Leave out the pictures and copy everything else below exactly.

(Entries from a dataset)
/---

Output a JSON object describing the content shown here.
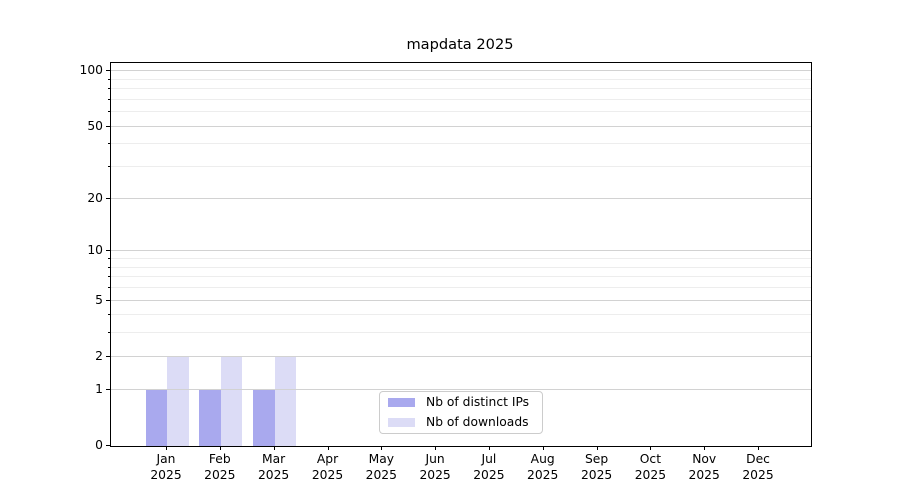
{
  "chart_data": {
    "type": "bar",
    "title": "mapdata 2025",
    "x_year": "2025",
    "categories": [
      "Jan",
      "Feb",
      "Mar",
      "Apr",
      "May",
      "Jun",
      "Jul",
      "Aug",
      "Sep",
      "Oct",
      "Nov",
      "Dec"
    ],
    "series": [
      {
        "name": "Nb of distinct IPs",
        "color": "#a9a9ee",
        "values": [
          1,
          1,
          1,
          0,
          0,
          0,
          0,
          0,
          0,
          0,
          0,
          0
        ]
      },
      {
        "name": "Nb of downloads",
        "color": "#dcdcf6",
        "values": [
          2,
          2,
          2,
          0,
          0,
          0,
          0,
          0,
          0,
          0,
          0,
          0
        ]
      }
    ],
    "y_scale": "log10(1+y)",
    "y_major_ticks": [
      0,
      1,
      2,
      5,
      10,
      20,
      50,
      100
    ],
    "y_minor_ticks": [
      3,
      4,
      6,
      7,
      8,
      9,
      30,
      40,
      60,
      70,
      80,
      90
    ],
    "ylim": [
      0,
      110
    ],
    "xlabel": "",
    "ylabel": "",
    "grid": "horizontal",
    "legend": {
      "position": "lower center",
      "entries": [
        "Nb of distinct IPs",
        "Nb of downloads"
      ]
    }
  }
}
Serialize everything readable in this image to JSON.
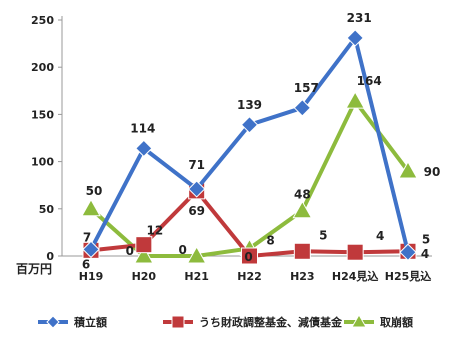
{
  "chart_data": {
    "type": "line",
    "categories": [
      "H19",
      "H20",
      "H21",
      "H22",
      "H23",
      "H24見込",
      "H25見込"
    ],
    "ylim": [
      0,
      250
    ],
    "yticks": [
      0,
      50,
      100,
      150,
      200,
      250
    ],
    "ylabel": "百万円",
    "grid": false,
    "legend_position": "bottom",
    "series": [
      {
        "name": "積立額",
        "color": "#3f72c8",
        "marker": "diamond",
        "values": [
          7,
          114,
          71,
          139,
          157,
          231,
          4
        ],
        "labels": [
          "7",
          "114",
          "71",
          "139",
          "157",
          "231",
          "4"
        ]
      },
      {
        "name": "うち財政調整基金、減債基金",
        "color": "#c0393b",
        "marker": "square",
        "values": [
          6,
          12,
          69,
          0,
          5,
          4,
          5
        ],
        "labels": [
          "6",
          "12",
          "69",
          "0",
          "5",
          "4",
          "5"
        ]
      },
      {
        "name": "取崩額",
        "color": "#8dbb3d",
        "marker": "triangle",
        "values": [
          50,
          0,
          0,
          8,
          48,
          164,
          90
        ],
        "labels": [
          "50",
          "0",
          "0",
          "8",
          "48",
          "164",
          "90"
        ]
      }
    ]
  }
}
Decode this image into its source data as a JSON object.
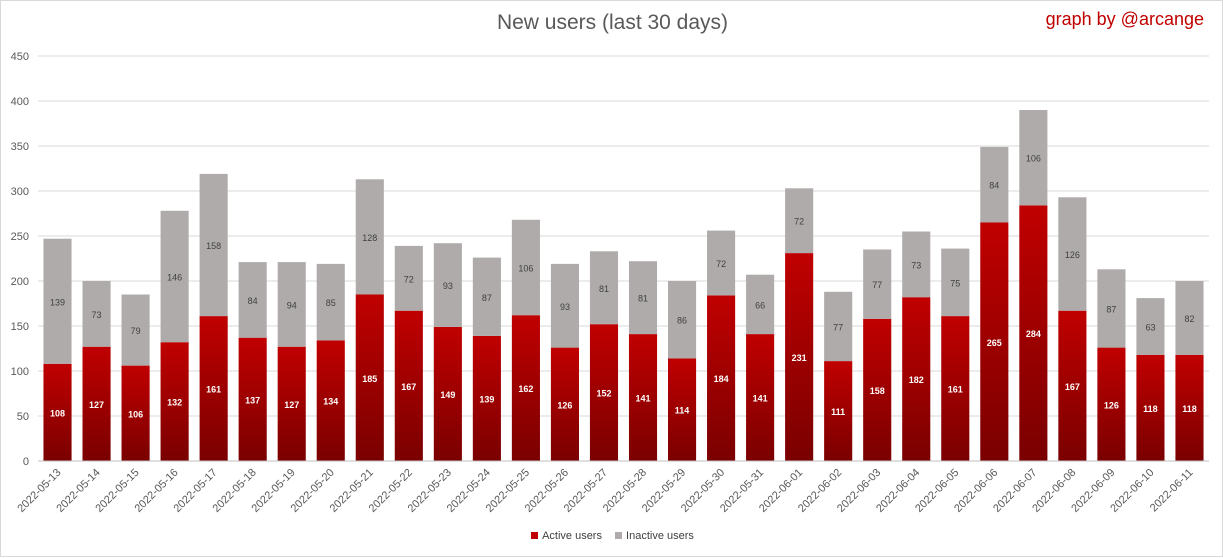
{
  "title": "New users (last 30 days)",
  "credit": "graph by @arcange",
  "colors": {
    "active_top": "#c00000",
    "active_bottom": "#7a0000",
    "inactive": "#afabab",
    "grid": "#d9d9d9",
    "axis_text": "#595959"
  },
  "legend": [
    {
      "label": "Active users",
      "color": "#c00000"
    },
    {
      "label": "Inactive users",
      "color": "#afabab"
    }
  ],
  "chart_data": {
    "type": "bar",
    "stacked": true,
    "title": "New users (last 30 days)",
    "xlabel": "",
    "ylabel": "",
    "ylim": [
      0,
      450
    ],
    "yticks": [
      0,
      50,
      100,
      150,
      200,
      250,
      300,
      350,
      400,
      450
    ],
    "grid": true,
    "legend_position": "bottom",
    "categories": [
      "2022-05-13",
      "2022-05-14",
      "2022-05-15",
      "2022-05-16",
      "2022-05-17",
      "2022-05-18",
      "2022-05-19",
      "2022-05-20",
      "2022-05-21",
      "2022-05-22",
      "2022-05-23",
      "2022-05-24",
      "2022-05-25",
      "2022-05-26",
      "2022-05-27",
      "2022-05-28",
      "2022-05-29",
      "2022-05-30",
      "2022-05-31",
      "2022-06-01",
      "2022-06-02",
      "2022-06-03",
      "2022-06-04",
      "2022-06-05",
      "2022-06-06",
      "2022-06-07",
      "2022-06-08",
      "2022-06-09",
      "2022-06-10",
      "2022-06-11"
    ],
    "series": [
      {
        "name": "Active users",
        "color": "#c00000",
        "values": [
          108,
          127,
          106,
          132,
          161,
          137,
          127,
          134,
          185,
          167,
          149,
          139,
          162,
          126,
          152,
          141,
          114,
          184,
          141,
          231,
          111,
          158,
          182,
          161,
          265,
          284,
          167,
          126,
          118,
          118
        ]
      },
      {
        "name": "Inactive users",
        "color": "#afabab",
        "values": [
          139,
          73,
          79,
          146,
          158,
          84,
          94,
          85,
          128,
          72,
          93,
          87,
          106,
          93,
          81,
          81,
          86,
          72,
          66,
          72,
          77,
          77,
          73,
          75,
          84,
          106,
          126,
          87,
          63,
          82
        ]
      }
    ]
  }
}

\---

■ **SOLUTION FOR THIS PROBLEM**:
Output a JSON object describing the content shown here.
{
  "chart_data": {
    "type": "bar",
    "title": "mapdata 2025",
    "x_year": "2025",
    "categories": [
      "Jan",
      "Feb",
      "Mar",
      "Apr",
      "May",
      "Jun",
      "Jul",
      "Aug",
      "Sep",
      "Oct",
      "Nov",
      "Dec"
    ],
    "series": [
      {
        "name": "Nb of distinct IPs",
        "color": "#a9a9ee",
        "values": [
          1,
          1,
          1,
          0,
          0,
          0,
          0,
          0,
          0,
          0,
          0,
          0
        ]
      },
      {
        "name": "Nb of downloads",
        "color": "#dcdcf6",
        "values": [
          2,
          2,
          2,
          0,
          0,
          0,
          0,
          0,
          0,
          0,
          0,
          0
        ]
      }
    ],
    "y_scale": "log10(1+y)",
    "y_major_ticks": [
      0,
      1,
      2,
      5,
      10,
      20,
      50,
      100
    ],
    "y_minor_ticks": [
      3,
      4,
      6,
      7,
      8,
      9,
      30,
      40,
      60,
      70,
      80,
      90
    ],
    "ylim": [
      0,
      110
    ],
    "xlabel": "",
    "ylabel": "",
    "grid": "horizontal",
    "legend": {
      "position": "lower center",
      "entries": [
        "Nb of distinct IPs",
        "Nb of downloads"
      ]
    }
  }
}
Serialize everything readable in this image to JSON.
{
  "chart_data": {
    "type": "line",
    "categories": [
      "H19",
      "H20",
      "H21",
      "H22",
      "H23",
      "H24見込",
      "H25見込"
    ],
    "ylim": [
      0,
      250
    ],
    "yticks": [
      0,
      50,
      100,
      150,
      200,
      250
    ],
    "ylabel": "百万円",
    "grid": false,
    "legend_position": "bottom",
    "series": [
      {
        "name": "積立額",
        "color": "#3f72c8",
        "marker": "diamond",
        "values": [
          7,
          114,
          71,
          139,
          157,
          231,
          4
        ],
        "labels": [
          "7",
          "114",
          "71",
          "139",
          "157",
          "231",
          "4"
        ]
      },
      {
        "name": "うち財政調整基金、減債基金",
        "color": "#c0393b",
        "marker": "square",
        "values": [
          6,
          12,
          69,
          0,
          5,
          4,
          5
        ],
        "labels": [
          "6",
          "12",
          "69",
          "0",
          "5",
          "4",
          "5"
        ]
      },
      {
        "name": "取崩額",
        "color": "#8dbb3d",
        "marker": "triangle",
        "values": [
          50,
          0,
          0,
          8,
          48,
          164,
          90
        ],
        "labels": [
          "50",
          "0",
          "0",
          "8",
          "48",
          "164",
          "90"
        ]
      }
    ]
  }
}
Decode this image into its source data as a JSON object.
{
  "title": "New users (last 30 days)",
  "credit": "graph by @arcange",
  "colors": {
    "active_top": "#c00000",
    "active_bottom": "#7a0000",
    "inactive": "#afabab",
    "grid": "#d9d9d9",
    "axis_text": "#595959"
  },
  "legend": [
    {
      "label": "Active users",
      "color": "#c00000"
    },
    {
      "label": "Inactive users",
      "color": "#afabab"
    }
  ],
  "chart_data": {
    "type": "bar",
    "stacked": true,
    "title": "New users (last 30 days)",
    "xlabel": "",
    "ylabel": "",
    "ylim": [
      0,
      450
    ],
    "yticks": [
      0,
      50,
      100,
      150,
      200,
      250,
      300,
      350,
      400,
      450
    ],
    "grid": true,
    "legend_position": "bottom",
    "categories": [
      "2022-05-13",
      "2022-05-14",
      "2022-05-15",
      "2022-05-16",
      "2022-05-17",
      "2022-05-18",
      "2022-05-19",
      "2022-05-20",
      "2022-05-21",
      "2022-05-22",
      "2022-05-23",
      "2022-05-24",
      "2022-05-25",
      "2022-05-26",
      "2022-05-27",
      "2022-05-28",
      "2022-05-29",
      "2022-05-30",
      "2022-05-31",
      "2022-06-01",
      "2022-06-02",
      "2022-06-03",
      "2022-06-04",
      "2022-06-05",
      "2022-06-06",
      "2022-06-07",
      "2022-06-08",
      "2022-06-09",
      "2022-06-10",
      "2022-06-11"
    ],
    "series": [
      {
        "name": "Active users",
        "color": "#c00000",
        "values": [
          108,
          127,
          106,
          132,
          161,
          137,
          127,
          134,
          185,
          167,
          149,
          139,
          162,
          126,
          152,
          141,
          114,
          184,
          141,
          231,
          111,
          158,
          182,
          161,
          265,
          284,
          167,
          126,
          118,
          118
        ]
      },
      {
        "name": "Inactive users",
        "color": "#afabab",
        "values": [
          139,
          73,
          79,
          146,
          158,
          84,
          94,
          85,
          128,
          72,
          93,
          87,
          106,
          93,
          81,
          81,
          86,
          72,
          66,
          72,
          77,
          77,
          73,
          75,
          84,
          106,
          126,
          87,
          63,
          82
        ]
      }
    ]
  }
}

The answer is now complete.